- **Problem statement**
Every line of the material below must be repeated exactly.

- **Items**
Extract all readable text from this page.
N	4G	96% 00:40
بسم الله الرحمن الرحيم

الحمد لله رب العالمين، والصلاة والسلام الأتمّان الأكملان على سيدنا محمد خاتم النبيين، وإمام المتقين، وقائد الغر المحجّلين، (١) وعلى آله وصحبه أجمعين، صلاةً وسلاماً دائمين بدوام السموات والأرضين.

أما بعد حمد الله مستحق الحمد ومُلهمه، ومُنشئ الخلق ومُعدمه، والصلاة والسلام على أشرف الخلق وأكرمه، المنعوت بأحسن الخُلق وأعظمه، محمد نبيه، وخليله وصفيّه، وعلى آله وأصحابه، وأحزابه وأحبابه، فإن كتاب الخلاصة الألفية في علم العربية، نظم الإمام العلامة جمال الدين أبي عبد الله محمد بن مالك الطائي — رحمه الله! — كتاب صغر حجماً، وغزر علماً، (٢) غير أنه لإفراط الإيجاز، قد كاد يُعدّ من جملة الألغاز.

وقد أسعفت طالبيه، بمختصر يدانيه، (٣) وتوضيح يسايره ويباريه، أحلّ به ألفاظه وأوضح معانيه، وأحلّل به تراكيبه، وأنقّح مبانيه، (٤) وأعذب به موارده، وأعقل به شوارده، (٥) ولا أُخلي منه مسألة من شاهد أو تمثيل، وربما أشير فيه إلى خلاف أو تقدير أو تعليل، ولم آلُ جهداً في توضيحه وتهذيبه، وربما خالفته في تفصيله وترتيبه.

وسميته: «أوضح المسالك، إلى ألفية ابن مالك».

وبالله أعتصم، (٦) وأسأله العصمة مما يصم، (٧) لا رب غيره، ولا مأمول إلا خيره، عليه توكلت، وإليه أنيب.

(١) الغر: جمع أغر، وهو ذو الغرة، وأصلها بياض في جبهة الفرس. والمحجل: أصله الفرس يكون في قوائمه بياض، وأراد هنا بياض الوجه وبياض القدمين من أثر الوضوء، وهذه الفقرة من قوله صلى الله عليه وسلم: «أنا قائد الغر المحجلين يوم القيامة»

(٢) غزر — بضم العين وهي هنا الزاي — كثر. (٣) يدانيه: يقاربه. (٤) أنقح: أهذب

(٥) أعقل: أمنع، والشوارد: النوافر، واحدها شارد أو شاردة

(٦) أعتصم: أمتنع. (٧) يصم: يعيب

- **Task solution**
Extract all readable text from this page.
N	4G	96% 00:40
بسم الله الرحمن الرحيم

الحمد لله رب العالمين، والصلاة والسلام الأتمّان الأكملان على سيدنا محمد خاتم النبيين، وإمام المتقين، وقائد الغر المحجّلين، (١) وعلى آله وصحبه أجمعين، صلاةً وسلاماً دائمين بدوام السموات والأرضين.

أما بعد حمد الله مستحق الحمد ومُلهمه، ومُنشئ الخلق ومُعدمه، والصلاة والسلام على أشرف الخلق وأكرمه، المنعوت بأحسن الخُلق وأعظمه، محمد نبيه، وخليله وصفيّه، وعلى آله وأصحابه، وأحزابه وأحبابه، فإن كتاب الخلاصة الألفية في علم العربية، نظم الإمام العلامة جمال الدين أبي عبد الله محمد بن مالك الطائي — رحمه الله! — كتاب صغر حجماً، وغزر علماً، (٢) غير أنه لإفراط الإيجاز، قد كاد يُعدّ من جملة الألغاز.

وقد أسعفت طالبيه، بمختصر يدانيه، (٣) وتوضيح يسايره ويباريه، أحلّ به ألفاظه وأوضح معانيه، وأحلّل به تراكيبه، وأنقّح مبانيه، (٤) وأعذب به موارده، وأعقل به شوارده، (٥) ولا أُخلي منه مسألة من شاهد أو تمثيل، وربما أشير فيه إلى خلاف أو تقدير أو تعليل، ولم آلُ جهداً في توضيحه وتهذيبه، وربما خالفته في تفصيله وترتيبه.

وسميته: «أوضح المسالك، إلى ألفية ابن مالك».

وبالله أعتصم، (٦) وأسأله العصمة مما يصم، (٧) لا رب غيره، ولا مأمول إلا خيره، عليه توكلت، وإليه أنيب.

(١) الغر: جمع أغر، وهو ذو الغرة، وأصلها بياض في جبهة الفرس. والمحجل: أصله الفرس يكون في قوائمه بياض، وأراد هنا بياض الوجه وبياض القدمين من أثر الوضوء، وهذه الفقرة من قوله صلى الله عليه وسلم: «أنا قائد الغر المحجلين يوم القيامة»

(٢) غزر — بضم العين وهي هنا الزاي — كثر. (٣) يدانيه: يقاربه. (٤) أنقح: أهذب

(٥) أعقل: أمنع، والشوارد: النوافر، واحدها شارد أو شاردة

(٦) أعتصم: أمتنع. (٧) يصم: يعيب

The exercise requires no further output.